** start **
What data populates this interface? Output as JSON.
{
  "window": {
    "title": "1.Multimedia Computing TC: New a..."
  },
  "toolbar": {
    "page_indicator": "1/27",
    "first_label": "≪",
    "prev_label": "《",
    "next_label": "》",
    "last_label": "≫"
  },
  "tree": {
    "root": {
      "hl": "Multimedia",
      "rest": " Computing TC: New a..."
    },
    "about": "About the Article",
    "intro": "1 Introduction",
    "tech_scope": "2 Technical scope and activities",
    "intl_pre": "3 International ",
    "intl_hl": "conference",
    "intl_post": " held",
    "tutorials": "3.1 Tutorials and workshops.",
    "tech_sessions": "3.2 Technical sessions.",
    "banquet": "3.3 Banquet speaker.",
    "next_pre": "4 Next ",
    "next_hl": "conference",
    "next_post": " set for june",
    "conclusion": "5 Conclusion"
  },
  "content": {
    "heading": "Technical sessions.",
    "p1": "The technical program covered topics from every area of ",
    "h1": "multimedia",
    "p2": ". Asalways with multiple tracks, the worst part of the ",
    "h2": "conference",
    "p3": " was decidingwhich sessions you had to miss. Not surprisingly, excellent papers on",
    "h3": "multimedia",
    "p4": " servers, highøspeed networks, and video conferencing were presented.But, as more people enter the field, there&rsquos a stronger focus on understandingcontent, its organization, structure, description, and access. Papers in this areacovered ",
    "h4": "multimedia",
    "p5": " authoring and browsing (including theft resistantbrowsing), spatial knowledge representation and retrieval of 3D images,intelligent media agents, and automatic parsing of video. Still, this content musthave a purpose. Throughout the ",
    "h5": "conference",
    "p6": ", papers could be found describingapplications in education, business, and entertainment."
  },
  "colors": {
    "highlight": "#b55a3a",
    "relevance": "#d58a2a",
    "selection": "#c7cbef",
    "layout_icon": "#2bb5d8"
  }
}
** end **
(PROBLEM DETAILS): Write out all the lines again, exactly as they are.

(FULL RESPONSE):
What data populates this interface? Output as JSON.
{
  "window": {
    "title": "1.Multimedia Computing TC: New a..."
  },
  "toolbar": {
    "page_indicator": "1/27",
    "first_label": "≪",
    "prev_label": "《",
    "next_label": "》",
    "last_label": "≫"
  },
  "tree": {
    "root": {
      "hl": "Multimedia",
      "rest": " Computing TC: New a..."
    },
    "about": "About the Article",
    "intro": "1 Introduction",
    "tech_scope": "2 Technical scope and activities",
    "intl_pre": "3 International ",
    "intl_hl": "conference",
    "intl_post": " held",
    "tutorials": "3.1 Tutorials and workshops.",
    "tech_sessions": "3.2 Technical sessions.",
    "banquet": "3.3 Banquet speaker.",
    "next_pre": "4 Next ",
    "next_hl": "conference",
    "next_post": " set for june",
    "conclusion": "5 Conclusion"
  },
  "content": {
    "heading": "Technical sessions.",
    "p1": "The technical program covered topics from every area of ",
    "h1": "multimedia",
    "p2": ". Asalways with multiple tracks, the worst part of the ",
    "h2": "conference",
    "p3": " was decidingwhich sessions you had to miss. Not surprisingly, excellent papers on",
    "h3": "multimedia",
    "p4": " servers, highøspeed networks, and video conferencing were presented.But, as more people enter the field, there&rsquos a stronger focus on understandingcontent, its organization, structure, description, and access. Papers in this areacovered ",
    "h4": "multimedia",
    "p5": " authoring and browsing (including theft resistantbrowsing), spatial knowledge representation and retrieval of 3D images,intelligent media agents, and automatic parsing of video. Still, this content musthave a purpose. Throughout the ",
    "h5": "conference",
    "p6": ", papers could be found describingapplications in education, business, and entertainment."
  },
  "colors": {
    "highlight": "#b55a3a",
    "relevance": "#d58a2a",
    "selection": "#c7cbef",
    "layout_icon": "#2bb5d8"
  }
}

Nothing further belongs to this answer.